■ **WORK REQUIRED**: Locate all lines with the word "idleness". Copy them.

▬▬▬

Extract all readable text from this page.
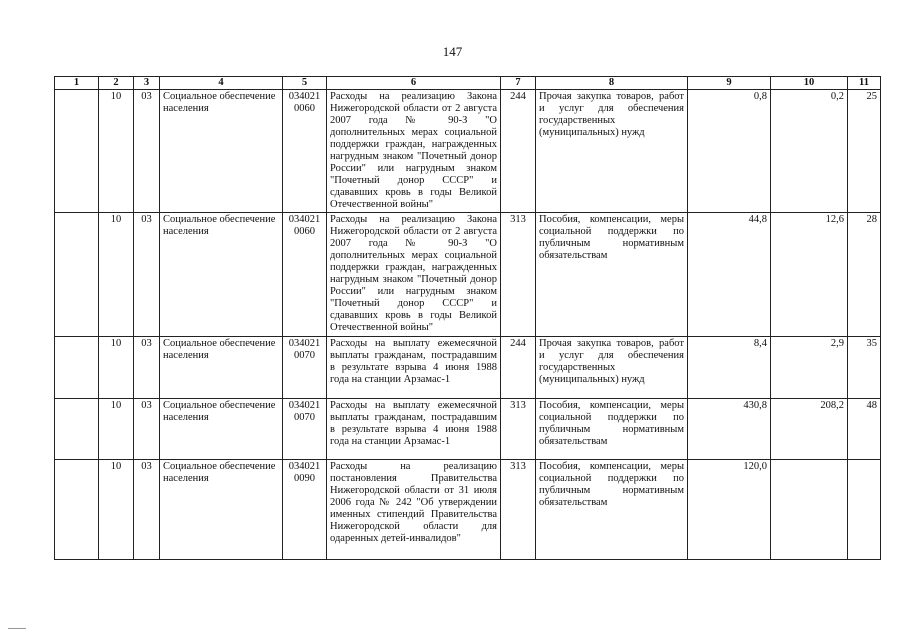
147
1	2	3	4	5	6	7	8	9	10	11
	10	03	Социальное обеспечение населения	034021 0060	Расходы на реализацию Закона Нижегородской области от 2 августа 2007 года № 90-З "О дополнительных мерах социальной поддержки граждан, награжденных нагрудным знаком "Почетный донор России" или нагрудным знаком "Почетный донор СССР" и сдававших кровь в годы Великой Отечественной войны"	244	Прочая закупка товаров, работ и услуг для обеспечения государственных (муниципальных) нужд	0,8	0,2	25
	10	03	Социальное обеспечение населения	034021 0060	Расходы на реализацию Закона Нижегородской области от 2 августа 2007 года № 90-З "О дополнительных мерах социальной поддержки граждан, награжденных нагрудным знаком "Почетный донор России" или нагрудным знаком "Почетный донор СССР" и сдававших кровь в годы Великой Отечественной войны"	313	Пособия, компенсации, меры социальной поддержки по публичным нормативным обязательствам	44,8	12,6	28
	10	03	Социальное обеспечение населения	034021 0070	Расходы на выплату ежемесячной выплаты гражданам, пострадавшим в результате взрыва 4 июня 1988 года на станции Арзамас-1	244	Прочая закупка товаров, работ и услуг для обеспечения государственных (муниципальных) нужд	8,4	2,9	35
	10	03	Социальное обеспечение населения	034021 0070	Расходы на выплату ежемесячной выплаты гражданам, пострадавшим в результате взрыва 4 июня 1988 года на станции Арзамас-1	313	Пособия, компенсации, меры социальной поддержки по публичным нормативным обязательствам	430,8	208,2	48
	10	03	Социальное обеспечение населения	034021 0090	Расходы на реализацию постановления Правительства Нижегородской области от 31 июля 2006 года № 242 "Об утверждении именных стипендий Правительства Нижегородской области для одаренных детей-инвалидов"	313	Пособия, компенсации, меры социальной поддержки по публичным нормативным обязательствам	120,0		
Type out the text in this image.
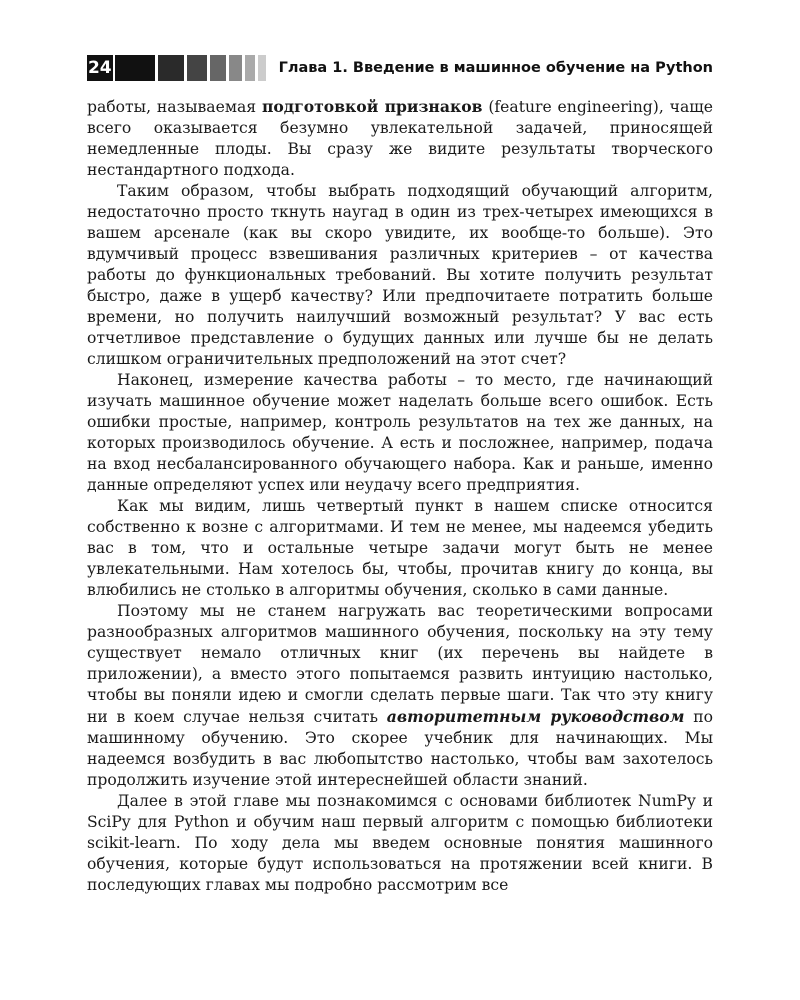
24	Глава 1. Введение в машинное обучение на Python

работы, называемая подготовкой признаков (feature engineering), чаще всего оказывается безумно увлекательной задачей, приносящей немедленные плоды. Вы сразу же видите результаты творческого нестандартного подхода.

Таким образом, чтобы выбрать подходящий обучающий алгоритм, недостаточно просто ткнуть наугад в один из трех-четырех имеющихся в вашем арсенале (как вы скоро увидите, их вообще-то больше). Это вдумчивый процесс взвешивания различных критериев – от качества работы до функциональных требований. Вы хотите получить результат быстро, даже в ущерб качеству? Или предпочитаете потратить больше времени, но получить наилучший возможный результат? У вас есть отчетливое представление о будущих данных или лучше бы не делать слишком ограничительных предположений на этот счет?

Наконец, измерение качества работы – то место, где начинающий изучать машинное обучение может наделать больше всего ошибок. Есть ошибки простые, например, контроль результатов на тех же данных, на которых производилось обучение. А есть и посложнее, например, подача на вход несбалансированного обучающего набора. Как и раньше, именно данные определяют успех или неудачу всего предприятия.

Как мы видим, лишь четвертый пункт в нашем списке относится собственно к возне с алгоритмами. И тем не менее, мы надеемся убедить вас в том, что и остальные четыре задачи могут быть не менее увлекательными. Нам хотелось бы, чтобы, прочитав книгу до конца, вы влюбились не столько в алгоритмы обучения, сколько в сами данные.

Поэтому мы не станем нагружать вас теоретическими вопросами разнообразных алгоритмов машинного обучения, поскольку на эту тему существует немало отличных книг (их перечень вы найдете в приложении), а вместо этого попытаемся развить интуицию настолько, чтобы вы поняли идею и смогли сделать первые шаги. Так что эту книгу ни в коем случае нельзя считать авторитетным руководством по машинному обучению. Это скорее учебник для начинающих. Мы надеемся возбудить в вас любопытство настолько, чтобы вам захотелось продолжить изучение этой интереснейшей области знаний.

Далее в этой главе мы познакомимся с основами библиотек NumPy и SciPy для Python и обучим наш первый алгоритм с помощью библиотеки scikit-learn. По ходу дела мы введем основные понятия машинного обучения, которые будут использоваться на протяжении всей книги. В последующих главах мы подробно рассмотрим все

▬▬▬

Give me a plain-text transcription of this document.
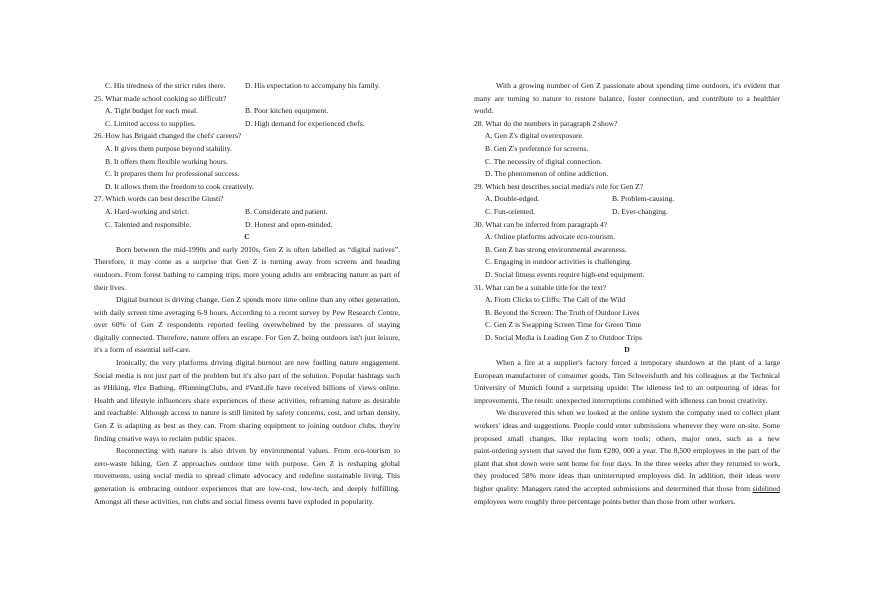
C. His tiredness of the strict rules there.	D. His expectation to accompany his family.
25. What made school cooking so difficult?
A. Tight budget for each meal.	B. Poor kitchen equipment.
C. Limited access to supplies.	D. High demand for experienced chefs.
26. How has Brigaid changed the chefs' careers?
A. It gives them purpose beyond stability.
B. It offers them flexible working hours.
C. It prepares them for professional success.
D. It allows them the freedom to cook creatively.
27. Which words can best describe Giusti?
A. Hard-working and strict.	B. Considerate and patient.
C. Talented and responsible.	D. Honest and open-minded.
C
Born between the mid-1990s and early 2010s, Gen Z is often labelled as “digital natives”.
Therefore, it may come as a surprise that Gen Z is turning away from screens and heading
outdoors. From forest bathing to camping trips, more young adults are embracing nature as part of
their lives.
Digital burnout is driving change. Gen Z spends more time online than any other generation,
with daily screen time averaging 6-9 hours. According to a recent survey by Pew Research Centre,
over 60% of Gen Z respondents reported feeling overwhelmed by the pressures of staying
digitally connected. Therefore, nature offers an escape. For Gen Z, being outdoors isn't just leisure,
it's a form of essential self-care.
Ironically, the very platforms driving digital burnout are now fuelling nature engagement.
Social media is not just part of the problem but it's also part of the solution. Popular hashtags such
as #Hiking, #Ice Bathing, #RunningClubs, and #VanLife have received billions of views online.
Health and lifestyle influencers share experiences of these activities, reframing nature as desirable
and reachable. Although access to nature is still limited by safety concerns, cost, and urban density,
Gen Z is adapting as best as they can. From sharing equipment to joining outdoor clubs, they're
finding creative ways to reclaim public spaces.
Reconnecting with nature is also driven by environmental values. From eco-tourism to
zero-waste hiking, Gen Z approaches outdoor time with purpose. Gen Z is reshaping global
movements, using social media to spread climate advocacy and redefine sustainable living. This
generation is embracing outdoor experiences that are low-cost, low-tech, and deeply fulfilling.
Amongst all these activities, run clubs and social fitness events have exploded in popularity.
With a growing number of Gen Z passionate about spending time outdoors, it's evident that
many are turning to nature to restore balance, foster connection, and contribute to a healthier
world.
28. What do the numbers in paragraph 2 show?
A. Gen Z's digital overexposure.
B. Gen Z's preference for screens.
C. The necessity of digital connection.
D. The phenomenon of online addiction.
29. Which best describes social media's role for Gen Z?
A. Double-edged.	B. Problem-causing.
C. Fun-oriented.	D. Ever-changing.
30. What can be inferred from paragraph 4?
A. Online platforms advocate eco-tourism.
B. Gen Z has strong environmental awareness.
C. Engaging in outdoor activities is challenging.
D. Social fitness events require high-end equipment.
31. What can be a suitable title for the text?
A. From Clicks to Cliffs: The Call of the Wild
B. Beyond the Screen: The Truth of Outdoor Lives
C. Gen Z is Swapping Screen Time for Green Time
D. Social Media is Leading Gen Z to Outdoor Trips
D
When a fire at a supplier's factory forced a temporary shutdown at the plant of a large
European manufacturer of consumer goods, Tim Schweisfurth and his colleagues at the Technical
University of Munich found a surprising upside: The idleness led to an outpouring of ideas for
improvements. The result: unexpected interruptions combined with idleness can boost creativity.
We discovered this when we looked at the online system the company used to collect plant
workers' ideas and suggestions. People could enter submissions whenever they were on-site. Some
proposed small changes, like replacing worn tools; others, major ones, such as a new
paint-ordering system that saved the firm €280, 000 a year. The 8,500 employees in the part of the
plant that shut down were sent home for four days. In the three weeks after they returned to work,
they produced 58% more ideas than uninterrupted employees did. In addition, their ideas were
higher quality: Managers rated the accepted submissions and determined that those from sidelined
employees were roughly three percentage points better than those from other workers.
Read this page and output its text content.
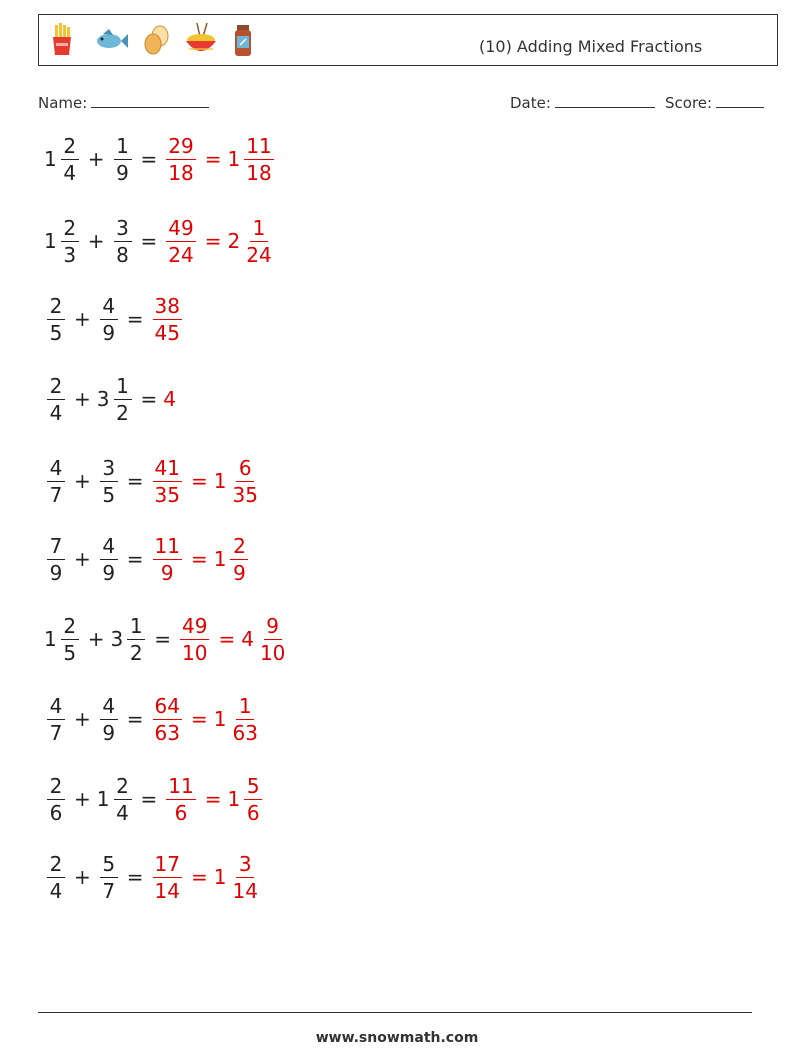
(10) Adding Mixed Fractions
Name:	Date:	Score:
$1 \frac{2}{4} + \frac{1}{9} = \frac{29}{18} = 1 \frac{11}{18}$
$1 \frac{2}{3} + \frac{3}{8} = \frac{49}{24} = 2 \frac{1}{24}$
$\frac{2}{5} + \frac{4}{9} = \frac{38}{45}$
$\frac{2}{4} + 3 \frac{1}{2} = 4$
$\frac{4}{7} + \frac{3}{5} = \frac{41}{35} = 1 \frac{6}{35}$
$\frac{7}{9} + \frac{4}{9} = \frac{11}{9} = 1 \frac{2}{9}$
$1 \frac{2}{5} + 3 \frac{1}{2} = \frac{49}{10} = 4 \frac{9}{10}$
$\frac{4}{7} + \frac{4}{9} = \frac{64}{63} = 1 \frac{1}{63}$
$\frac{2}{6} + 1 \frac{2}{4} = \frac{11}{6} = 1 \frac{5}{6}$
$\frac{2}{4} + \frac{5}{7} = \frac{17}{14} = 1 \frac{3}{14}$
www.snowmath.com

▬▬▬

■ **SOLVED EXERCISE**:
University of Munich found a surprising upside: The idleness led to an outpouring of ideas for
improvements. The result: unexpected interruptions combined with idleness can boost creativity.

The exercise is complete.